─── Supplied entries ───

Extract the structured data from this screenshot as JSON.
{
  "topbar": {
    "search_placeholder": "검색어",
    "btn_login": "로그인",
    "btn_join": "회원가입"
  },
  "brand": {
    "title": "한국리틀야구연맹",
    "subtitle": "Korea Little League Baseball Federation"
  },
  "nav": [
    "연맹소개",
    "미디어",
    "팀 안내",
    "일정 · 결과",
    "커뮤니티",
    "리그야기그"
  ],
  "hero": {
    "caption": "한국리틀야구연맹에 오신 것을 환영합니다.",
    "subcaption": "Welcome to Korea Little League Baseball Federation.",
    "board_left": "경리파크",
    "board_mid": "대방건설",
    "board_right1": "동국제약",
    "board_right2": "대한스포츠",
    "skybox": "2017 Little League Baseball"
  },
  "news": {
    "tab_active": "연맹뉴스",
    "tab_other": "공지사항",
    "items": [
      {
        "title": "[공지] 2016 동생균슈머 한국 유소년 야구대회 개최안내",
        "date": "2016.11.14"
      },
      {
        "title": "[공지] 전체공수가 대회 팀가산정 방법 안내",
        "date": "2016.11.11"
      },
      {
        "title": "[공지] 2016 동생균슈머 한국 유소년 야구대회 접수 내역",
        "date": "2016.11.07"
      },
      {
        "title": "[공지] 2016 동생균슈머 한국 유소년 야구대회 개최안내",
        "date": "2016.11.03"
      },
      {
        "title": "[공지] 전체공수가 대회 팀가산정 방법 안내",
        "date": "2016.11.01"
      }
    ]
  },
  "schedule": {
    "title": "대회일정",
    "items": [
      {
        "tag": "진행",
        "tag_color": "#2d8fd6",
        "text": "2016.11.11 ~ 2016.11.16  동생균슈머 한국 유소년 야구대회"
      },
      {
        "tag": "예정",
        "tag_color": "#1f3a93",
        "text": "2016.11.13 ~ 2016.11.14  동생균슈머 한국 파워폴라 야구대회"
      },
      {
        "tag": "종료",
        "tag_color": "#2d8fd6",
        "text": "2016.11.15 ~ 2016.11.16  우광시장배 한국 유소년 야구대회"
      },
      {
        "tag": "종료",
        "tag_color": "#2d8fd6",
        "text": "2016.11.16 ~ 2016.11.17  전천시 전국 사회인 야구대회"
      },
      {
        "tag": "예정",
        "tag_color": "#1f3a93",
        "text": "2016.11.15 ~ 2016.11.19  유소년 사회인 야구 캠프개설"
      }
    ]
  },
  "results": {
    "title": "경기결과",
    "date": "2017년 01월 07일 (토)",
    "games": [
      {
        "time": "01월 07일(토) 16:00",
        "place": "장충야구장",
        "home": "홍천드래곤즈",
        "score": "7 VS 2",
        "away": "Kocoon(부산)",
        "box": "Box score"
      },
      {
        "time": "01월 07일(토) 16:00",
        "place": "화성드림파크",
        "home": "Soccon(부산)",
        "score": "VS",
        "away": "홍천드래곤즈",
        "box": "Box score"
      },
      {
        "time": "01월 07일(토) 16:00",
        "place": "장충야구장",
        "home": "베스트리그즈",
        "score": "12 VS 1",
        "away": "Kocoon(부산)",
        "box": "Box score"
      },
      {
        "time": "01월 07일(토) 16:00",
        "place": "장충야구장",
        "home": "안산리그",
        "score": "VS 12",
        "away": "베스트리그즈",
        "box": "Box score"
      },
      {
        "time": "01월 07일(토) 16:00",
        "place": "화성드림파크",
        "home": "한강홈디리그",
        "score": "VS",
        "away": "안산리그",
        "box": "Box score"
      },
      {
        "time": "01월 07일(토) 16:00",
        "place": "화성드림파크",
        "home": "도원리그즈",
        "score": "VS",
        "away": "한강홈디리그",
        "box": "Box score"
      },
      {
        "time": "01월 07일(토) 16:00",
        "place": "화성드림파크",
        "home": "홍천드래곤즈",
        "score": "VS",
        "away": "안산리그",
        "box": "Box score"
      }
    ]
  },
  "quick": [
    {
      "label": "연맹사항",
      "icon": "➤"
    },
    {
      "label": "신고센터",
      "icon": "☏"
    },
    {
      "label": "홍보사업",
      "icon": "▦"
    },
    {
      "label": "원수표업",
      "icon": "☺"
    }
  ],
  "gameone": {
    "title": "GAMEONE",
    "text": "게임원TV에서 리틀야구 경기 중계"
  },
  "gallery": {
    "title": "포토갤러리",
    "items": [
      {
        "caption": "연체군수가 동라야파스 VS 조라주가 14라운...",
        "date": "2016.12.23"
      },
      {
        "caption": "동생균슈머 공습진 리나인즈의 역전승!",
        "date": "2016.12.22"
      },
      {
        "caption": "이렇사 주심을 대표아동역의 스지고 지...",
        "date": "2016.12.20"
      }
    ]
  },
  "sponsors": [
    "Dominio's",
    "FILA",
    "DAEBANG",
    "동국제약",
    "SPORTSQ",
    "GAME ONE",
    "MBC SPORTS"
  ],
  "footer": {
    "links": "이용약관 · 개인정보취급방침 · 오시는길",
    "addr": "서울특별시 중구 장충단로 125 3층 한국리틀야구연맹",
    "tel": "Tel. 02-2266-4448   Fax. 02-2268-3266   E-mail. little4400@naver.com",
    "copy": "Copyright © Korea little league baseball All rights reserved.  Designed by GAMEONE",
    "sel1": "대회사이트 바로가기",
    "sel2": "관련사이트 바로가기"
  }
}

───

**Job:**
Reproduce each entry from the records above, character for character.

**Exercise output:**
Extract the structured data from this screenshot as JSON.
{
  "topbar": {
    "search_placeholder": "검색어",
    "btn_login": "로그인",
    "btn_join": "회원가입"
  },
  "brand": {
    "title": "한국리틀야구연맹",
    "subtitle": "Korea Little League Baseball Federation"
  },
  "nav": [
    "연맹소개",
    "미디어",
    "팀 안내",
    "일정 · 결과",
    "커뮤니티",
    "리그야기그"
  ],
  "hero": {
    "caption": "한국리틀야구연맹에 오신 것을 환영합니다.",
    "subcaption": "Welcome to Korea Little League Baseball Federation.",
    "board_left": "경리파크",
    "board_mid": "대방건설",
    "board_right1": "동국제약",
    "board_right2": "대한스포츠",
    "skybox": "2017 Little League Baseball"
  },
  "news": {
    "tab_active": "연맹뉴스",
    "tab_other": "공지사항",
    "items": [
      {
        "title": "[공지] 2016 동생균슈머 한국 유소년 야구대회 개최안내",
        "date": "2016.11.14"
      },
      {
        "title": "[공지] 전체공수가 대회 팀가산정 방법 안내",
        "date": "2016.11.11"
      },
      {
        "title": "[공지] 2016 동생균슈머 한국 유소년 야구대회 접수 내역",
        "date": "2016.11.07"
      },
      {
        "title": "[공지] 2016 동생균슈머 한국 유소년 야구대회 개최안내",
        "date": "2016.11.03"
      },
      {
        "title": "[공지] 전체공수가 대회 팀가산정 방법 안내",
        "date": "2016.11.01"
      }
    ]
  },
  "schedule": {
    "title": "대회일정",
    "items": [
      {
        "tag": "진행",
        "tag_color": "#2d8fd6",
        "text": "2016.11.11 ~ 2016.11.16  동생균슈머 한국 유소년 야구대회"
      },
      {
        "tag": "예정",
        "tag_color": "#1f3a93",
        "text": "2016.11.13 ~ 2016.11.14  동생균슈머 한국 파워폴라 야구대회"
      },
      {
        "tag": "종료",
        "tag_color": "#2d8fd6",
        "text": "2016.11.15 ~ 2016.11.16  우광시장배 한국 유소년 야구대회"
      },
      {
        "tag": "종료",
        "tag_color": "#2d8fd6",
        "text": "2016.11.16 ~ 2016.11.17  전천시 전국 사회인 야구대회"
      },
      {
        "tag": "예정",
        "tag_color": "#1f3a93",
        "text": "2016.11.15 ~ 2016.11.19  유소년 사회인 야구 캠프개설"
      }
    ]
  },
  "results": {
    "title": "경기결과",
    "date": "2017년 01월 07일 (토)",
    "games": [
      {
        "time": "01월 07일(토) 16:00",
        "place": "장충야구장",
        "home": "홍천드래곤즈",
        "score": "7 VS 2",
        "away": "Kocoon(부산)",
        "box": "Box score"
      },
      {
        "time": "01월 07일(토) 16:00",
        "place": "화성드림파크",
        "home": "Soccon(부산)",
        "score": "VS",
        "away": "홍천드래곤즈",
        "box": "Box score"
      },
      {
        "time": "01월 07일(토) 16:00",
        "place": "장충야구장",
        "home": "베스트리그즈",
        "score": "12 VS 1",
        "away": "Kocoon(부산)",
        "box": "Box score"
      },
      {
        "time": "01월 07일(토) 16:00",
        "place": "장충야구장",
        "home": "안산리그",
        "score": "VS 12",
        "away": "베스트리그즈",
        "box": "Box score"
      },
      {
        "time": "01월 07일(토) 16:00",
        "place": "화성드림파크",
        "home": "한강홈디리그",
        "score": "VS",
        "away": "안산리그",
        "box": "Box score"
      },
      {
        "time": "01월 07일(토) 16:00",
        "place": "화성드림파크",
        "home": "도원리그즈",
        "score": "VS",
        "away": "한강홈디리그",
        "box": "Box score"
      },
      {
        "time": "01월 07일(토) 16:00",
        "place": "화성드림파크",
        "home": "홍천드래곤즈",
        "score": "VS",
        "away": "안산리그",
        "box": "Box score"
      }
    ]
  },
  "quick": [
    {
      "label": "연맹사항",
      "icon": "➤"
    },
    {
      "label": "신고센터",
      "icon": "☏"
    },
    {
      "label": "홍보사업",
      "icon": "▦"
    },
    {
      "label": "원수표업",
      "icon": "☺"
    }
  ],
  "gameone": {
    "title": "GAMEONE",
    "text": "게임원TV에서 리틀야구 경기 중계"
  },
  "gallery": {
    "title": "포토갤러리",
    "items": [
      {
        "caption": "연체군수가 동라야파스 VS 조라주가 14라운...",
        "date": "2016.12.23"
      },
      {
        "caption": "동생균슈머 공습진 리나인즈의 역전승!",
        "date": "2016.12.22"
      },
      {
        "caption": "이렇사 주심을 대표아동역의 스지고 지...",
        "date": "2016.12.20"
      }
    ]
  },
  "sponsors": [
    "Dominio's",
    "FILA",
    "DAEBANG",
    "동국제약",
    "SPORTSQ",
    "GAME ONE",
    "MBC SPORTS"
  ],
  "footer": {
    "links": "이용약관 · 개인정보취급방침 · 오시는길",
    "addr": "서울특별시 중구 장충단로 125 3층 한국리틀야구연맹",
    "tel": "Tel. 02-2266-4448   Fax. 02-2268-3266   E-mail. little4400@naver.com",
    "copy": "Copyright © Korea little league baseball All rights reserved.  Designed by GAMEONE",
    "sel1": "대회사이트 바로가기",
    "sel2": "관련사이트 바로가기"
  }
}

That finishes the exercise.